## Begin
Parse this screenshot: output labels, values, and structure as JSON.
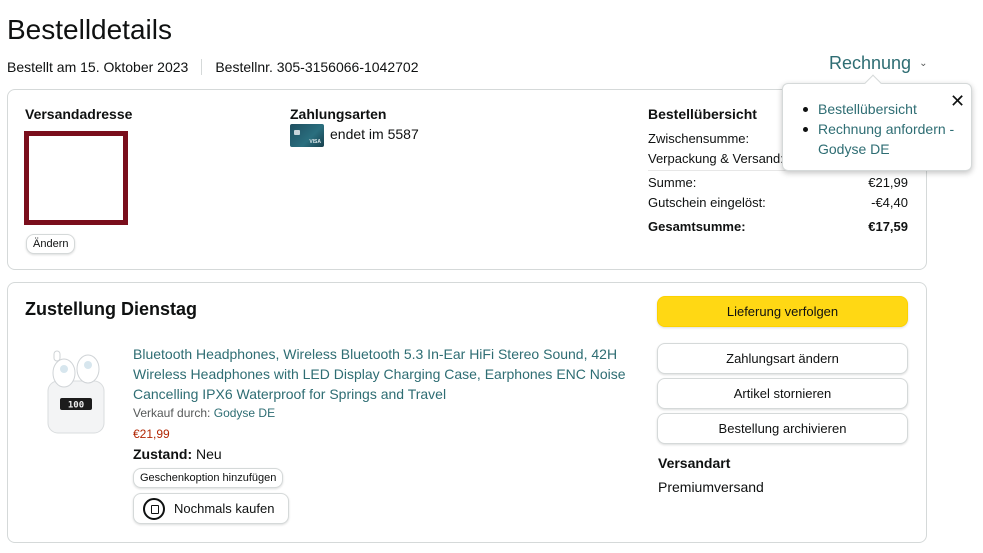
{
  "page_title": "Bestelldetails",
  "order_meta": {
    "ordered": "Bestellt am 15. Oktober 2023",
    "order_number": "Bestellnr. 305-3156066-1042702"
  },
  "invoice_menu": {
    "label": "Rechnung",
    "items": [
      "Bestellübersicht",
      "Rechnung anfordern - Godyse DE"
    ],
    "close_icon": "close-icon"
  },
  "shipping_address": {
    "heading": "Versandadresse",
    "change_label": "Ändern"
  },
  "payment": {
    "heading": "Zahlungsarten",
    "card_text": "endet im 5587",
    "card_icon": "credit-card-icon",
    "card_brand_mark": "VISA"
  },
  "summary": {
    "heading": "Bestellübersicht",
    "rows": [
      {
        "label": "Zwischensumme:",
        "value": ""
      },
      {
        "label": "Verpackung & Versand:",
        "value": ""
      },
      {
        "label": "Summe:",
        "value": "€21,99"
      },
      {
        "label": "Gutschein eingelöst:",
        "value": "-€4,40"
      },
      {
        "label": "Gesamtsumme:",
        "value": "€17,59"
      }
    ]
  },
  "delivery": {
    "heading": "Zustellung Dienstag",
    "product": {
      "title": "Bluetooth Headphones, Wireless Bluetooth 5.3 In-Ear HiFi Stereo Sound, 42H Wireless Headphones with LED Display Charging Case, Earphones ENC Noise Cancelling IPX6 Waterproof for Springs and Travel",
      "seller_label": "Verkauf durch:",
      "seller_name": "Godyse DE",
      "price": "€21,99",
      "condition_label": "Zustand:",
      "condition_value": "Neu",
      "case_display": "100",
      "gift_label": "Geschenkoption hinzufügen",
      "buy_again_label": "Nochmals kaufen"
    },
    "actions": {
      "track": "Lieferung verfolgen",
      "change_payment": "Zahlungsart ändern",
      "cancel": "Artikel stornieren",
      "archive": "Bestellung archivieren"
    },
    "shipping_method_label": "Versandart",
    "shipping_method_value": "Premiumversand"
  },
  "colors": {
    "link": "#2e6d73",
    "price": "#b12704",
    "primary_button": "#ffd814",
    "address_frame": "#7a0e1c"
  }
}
## End
## Begin
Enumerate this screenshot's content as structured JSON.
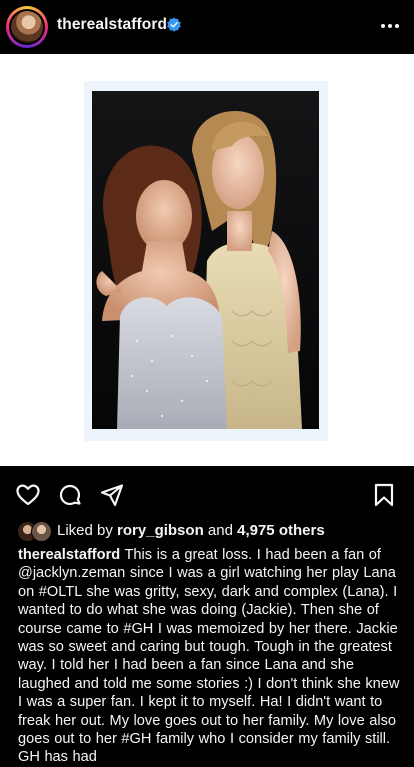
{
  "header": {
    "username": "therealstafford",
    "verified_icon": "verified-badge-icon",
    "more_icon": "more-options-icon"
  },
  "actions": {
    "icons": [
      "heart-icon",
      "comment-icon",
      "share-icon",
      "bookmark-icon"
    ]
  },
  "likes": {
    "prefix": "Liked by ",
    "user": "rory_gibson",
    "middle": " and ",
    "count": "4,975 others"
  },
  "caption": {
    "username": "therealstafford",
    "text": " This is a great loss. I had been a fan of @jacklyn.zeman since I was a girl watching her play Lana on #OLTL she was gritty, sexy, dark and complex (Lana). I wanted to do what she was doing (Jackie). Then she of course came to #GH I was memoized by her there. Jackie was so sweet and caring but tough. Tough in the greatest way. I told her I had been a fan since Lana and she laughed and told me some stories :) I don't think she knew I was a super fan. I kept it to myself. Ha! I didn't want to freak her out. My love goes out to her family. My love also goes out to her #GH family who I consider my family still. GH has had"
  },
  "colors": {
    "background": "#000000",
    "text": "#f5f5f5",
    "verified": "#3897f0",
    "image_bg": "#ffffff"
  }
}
## End
*WHAT IS BEING ASKED:* Select all lines in the listing above where the word "Bestellübersicht" appears, and show them.

*FINAL RESULT:*
      "Bestellübersicht",
    "heading": "Bestellübersicht",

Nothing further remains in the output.